> Exercise goal:
Copy all lines in which the word "action" can be found.

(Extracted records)
-- Begin --

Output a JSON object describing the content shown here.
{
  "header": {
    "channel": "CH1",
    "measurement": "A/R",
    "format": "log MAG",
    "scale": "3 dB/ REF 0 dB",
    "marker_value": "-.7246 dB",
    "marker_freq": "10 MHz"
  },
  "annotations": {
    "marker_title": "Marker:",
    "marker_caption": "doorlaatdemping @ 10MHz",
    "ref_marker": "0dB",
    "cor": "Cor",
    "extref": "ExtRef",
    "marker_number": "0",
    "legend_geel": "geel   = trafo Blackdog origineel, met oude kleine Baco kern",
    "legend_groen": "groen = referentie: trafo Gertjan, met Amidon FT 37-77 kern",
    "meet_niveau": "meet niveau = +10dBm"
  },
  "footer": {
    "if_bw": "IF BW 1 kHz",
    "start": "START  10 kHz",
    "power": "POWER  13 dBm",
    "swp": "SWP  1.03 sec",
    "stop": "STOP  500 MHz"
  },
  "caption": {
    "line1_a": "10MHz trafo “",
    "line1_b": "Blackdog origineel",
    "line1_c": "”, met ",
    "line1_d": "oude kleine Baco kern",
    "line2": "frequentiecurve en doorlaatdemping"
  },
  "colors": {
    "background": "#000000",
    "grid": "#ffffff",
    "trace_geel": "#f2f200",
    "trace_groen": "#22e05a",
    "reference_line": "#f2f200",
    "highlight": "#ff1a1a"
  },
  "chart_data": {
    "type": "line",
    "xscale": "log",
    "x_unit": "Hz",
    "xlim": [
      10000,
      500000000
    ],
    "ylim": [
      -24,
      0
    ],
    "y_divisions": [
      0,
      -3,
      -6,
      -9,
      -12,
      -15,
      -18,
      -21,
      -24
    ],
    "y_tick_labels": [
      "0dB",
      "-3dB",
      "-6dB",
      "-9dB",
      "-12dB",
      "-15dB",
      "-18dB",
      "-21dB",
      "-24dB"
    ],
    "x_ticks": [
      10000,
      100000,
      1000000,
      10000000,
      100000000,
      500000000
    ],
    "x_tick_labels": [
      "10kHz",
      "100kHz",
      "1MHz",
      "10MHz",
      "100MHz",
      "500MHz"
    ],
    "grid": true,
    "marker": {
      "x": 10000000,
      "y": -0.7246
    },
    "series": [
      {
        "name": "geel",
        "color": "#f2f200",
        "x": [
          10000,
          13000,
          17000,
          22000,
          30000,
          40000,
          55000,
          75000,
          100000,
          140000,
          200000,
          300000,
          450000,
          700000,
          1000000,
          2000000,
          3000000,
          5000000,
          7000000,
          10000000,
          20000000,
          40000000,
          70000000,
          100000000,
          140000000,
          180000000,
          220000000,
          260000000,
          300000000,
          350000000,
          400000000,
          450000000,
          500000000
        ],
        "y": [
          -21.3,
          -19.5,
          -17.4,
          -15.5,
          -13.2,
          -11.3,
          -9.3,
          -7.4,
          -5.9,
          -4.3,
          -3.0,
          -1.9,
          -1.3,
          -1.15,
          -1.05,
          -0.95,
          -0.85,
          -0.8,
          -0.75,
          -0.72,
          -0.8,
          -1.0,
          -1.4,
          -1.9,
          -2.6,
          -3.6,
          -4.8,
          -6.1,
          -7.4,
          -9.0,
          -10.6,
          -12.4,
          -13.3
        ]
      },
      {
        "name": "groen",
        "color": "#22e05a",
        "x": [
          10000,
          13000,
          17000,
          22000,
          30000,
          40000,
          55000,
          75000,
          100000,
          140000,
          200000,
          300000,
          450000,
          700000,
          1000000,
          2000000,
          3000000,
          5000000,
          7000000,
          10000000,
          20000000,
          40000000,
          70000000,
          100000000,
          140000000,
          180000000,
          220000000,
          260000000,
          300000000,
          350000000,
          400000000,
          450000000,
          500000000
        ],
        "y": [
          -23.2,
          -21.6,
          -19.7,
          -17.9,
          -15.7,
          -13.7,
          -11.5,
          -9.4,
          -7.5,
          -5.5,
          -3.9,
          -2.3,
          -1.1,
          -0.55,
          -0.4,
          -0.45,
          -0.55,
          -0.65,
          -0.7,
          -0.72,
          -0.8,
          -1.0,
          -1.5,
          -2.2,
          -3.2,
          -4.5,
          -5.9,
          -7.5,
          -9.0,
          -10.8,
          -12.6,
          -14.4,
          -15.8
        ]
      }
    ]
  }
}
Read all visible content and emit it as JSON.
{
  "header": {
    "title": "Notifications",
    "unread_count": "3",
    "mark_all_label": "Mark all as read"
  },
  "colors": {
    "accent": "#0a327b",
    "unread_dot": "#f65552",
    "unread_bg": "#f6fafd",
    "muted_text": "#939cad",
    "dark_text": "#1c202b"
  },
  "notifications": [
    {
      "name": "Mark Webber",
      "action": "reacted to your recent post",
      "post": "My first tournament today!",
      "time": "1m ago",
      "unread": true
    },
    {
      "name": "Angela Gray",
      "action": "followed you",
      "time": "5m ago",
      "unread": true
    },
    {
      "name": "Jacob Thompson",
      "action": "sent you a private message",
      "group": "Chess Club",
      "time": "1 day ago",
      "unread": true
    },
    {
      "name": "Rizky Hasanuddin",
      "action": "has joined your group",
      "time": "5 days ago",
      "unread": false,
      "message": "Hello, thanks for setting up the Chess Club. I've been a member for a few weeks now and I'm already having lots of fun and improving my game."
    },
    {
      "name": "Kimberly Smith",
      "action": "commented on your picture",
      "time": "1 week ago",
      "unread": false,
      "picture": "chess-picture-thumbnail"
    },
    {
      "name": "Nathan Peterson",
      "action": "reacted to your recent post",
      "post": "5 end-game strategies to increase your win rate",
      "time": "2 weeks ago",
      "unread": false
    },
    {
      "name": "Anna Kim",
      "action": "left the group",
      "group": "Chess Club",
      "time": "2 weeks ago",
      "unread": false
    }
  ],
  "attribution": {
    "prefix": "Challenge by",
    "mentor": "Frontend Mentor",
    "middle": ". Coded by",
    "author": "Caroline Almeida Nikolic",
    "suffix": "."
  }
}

-- End --

> Problem solution:
      "action": "reacted to your recent post",
      "action": "followed you",
      "action": "sent you a private message",
      "action": "has joined your group",
      "action": "commented on your picture",
      "action": "reacted to your recent post",
      "action": "left the group",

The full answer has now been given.